[Data records]
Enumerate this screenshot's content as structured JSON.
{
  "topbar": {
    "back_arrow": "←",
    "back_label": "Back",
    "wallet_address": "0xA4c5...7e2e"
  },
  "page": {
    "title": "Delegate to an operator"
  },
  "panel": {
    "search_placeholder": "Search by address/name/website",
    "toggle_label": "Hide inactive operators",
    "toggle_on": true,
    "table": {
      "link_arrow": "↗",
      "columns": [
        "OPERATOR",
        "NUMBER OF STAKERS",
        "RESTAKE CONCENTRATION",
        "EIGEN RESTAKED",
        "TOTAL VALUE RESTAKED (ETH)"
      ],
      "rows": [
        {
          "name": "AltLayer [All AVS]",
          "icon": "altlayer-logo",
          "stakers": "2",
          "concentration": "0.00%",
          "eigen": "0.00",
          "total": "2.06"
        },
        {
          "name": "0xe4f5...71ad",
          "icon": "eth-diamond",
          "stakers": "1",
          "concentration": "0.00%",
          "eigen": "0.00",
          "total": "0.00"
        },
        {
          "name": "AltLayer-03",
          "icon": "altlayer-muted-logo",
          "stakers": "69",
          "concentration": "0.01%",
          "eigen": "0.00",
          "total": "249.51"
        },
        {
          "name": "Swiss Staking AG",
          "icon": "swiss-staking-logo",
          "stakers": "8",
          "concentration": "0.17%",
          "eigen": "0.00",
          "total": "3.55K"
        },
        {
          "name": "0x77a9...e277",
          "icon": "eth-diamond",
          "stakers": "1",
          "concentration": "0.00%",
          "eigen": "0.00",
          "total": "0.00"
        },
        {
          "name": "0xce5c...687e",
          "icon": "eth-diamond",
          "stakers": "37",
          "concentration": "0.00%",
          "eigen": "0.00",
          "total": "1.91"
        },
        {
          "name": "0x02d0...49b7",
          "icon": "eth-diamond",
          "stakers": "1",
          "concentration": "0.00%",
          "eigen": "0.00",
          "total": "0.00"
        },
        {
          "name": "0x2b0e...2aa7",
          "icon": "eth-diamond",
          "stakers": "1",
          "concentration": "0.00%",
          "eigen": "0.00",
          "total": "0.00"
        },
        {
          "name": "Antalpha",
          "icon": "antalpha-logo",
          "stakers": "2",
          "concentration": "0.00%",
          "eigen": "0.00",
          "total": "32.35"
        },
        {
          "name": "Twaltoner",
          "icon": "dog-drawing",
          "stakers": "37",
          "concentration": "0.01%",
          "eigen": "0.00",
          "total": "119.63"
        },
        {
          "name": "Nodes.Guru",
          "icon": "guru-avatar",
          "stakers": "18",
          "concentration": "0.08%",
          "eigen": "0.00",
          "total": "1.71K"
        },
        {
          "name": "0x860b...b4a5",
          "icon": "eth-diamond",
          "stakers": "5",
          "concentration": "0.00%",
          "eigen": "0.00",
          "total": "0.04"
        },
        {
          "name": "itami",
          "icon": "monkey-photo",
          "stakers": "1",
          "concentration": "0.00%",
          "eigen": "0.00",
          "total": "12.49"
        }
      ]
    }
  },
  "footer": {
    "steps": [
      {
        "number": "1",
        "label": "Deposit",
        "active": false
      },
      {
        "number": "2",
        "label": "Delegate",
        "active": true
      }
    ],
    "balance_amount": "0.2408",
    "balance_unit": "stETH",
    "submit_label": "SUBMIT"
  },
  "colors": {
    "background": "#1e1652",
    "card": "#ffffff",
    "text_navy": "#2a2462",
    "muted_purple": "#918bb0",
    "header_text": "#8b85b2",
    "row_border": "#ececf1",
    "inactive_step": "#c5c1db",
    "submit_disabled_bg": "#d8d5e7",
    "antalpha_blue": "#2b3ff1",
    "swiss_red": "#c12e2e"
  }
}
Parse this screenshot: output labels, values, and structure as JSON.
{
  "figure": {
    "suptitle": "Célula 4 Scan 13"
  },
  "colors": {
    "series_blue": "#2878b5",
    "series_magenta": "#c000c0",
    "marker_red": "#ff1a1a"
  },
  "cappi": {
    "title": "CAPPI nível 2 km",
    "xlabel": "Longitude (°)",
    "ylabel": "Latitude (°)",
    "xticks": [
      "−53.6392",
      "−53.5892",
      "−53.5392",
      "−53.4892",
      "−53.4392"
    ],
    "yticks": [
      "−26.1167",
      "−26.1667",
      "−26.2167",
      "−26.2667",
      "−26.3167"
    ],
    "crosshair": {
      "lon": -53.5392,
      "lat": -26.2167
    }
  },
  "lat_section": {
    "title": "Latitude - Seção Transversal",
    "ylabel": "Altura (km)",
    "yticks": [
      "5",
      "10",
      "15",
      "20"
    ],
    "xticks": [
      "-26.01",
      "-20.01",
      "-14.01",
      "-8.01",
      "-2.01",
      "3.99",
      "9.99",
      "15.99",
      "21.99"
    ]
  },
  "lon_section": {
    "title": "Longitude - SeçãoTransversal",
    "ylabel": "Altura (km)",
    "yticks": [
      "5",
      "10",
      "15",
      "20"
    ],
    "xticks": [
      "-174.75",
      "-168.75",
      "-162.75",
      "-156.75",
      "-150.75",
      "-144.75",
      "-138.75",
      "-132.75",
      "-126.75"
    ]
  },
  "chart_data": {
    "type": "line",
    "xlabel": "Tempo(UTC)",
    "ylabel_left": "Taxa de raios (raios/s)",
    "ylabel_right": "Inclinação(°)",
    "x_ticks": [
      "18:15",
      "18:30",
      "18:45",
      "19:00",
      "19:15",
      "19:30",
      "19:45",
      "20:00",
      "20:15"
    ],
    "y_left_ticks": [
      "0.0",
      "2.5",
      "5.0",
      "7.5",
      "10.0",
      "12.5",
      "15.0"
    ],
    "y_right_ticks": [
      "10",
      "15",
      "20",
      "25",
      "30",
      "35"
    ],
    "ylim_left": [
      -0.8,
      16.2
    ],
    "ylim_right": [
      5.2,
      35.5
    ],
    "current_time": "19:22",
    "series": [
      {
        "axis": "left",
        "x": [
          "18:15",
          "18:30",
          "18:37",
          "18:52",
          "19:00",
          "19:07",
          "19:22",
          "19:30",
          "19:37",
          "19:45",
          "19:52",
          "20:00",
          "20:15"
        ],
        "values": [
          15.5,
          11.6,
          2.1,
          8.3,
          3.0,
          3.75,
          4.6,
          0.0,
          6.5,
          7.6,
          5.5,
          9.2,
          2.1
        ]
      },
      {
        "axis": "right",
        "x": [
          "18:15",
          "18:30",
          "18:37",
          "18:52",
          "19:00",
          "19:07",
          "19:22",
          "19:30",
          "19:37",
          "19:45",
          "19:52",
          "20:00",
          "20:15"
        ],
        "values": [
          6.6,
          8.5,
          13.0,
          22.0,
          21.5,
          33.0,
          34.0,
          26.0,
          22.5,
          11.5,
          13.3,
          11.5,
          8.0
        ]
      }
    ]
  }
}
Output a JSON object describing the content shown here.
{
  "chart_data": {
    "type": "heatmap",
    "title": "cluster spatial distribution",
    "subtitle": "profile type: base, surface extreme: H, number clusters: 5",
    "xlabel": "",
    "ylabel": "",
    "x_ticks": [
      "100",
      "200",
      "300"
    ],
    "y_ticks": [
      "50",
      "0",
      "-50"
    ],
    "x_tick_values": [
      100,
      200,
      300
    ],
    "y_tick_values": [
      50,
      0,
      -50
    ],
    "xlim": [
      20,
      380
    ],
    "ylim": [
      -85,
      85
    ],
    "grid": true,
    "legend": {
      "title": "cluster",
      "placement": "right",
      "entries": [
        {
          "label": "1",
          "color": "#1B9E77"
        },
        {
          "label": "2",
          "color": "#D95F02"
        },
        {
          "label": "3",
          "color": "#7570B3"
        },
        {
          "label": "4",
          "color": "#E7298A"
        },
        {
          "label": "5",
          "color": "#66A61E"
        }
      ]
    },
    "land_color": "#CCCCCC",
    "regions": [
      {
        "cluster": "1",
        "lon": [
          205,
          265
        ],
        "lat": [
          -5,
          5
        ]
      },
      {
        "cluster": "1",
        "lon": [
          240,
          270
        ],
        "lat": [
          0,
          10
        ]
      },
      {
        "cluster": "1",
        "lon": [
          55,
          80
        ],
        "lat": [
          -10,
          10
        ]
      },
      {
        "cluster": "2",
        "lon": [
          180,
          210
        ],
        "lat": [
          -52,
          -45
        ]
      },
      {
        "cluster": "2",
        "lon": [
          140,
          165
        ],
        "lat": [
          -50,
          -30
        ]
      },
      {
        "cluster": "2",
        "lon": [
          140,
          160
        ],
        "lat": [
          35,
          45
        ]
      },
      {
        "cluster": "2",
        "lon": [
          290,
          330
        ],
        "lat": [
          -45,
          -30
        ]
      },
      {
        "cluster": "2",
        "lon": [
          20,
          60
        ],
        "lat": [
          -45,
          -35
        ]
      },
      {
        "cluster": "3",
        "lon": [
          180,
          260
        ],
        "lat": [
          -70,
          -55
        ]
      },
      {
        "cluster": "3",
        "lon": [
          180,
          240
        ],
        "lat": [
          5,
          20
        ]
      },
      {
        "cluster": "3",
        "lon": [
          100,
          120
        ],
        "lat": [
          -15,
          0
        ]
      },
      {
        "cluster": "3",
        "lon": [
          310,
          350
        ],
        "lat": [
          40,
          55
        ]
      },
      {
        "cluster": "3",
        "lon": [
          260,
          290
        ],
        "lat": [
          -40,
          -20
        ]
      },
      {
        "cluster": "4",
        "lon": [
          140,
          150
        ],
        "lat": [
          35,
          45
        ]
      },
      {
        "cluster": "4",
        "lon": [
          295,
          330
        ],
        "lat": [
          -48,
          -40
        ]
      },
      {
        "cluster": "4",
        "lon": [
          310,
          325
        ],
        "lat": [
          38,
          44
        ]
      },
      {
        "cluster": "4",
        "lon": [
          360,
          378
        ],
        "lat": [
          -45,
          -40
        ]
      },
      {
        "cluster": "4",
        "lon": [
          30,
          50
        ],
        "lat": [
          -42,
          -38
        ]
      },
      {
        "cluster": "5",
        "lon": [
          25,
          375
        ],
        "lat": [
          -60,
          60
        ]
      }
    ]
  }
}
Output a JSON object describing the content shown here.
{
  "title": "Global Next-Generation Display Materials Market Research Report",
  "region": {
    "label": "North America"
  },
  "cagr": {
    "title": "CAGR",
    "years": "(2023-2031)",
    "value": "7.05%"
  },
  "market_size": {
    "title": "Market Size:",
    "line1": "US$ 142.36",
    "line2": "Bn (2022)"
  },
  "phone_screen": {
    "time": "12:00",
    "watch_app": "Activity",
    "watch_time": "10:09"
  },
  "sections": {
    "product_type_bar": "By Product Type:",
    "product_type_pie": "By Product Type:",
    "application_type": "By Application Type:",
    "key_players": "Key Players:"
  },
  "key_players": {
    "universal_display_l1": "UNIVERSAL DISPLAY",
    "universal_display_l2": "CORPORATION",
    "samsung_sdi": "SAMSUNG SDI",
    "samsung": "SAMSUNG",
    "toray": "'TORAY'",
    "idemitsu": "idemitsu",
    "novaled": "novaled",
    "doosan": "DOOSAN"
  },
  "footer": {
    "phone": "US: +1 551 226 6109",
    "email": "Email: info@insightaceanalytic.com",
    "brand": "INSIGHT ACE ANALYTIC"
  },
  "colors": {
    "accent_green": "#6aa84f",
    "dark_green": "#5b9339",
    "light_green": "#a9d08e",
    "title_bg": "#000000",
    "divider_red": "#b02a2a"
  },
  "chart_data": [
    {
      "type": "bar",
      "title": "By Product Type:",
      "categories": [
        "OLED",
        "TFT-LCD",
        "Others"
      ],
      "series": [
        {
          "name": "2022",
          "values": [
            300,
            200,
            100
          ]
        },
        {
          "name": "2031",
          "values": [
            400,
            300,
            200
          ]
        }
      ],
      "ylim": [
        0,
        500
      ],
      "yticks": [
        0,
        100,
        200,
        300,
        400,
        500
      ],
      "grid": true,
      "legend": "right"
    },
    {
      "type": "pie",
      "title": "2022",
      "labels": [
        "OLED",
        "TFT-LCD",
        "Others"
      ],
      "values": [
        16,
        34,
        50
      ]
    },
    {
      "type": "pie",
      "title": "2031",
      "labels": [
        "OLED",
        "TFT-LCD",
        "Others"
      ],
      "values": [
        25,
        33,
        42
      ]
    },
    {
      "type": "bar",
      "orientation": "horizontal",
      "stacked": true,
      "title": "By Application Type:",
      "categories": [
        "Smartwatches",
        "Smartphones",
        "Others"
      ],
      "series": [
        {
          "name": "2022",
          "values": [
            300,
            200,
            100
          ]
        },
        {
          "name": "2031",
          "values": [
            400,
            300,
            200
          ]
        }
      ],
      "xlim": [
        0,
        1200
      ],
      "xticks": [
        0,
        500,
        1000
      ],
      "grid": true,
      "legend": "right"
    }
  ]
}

■ WHAT YOU HAVE TO DO:
Copy the lines from the entries above in which the word "JSON" appears.

■ EXERCISE OUTPUT:
Enumerate this screenshot's content as structured JSON.
Parse this screenshot: output labels, values, and structure as JSON.
Output a JSON object describing the content shown here.
Output a JSON object describing the content shown here.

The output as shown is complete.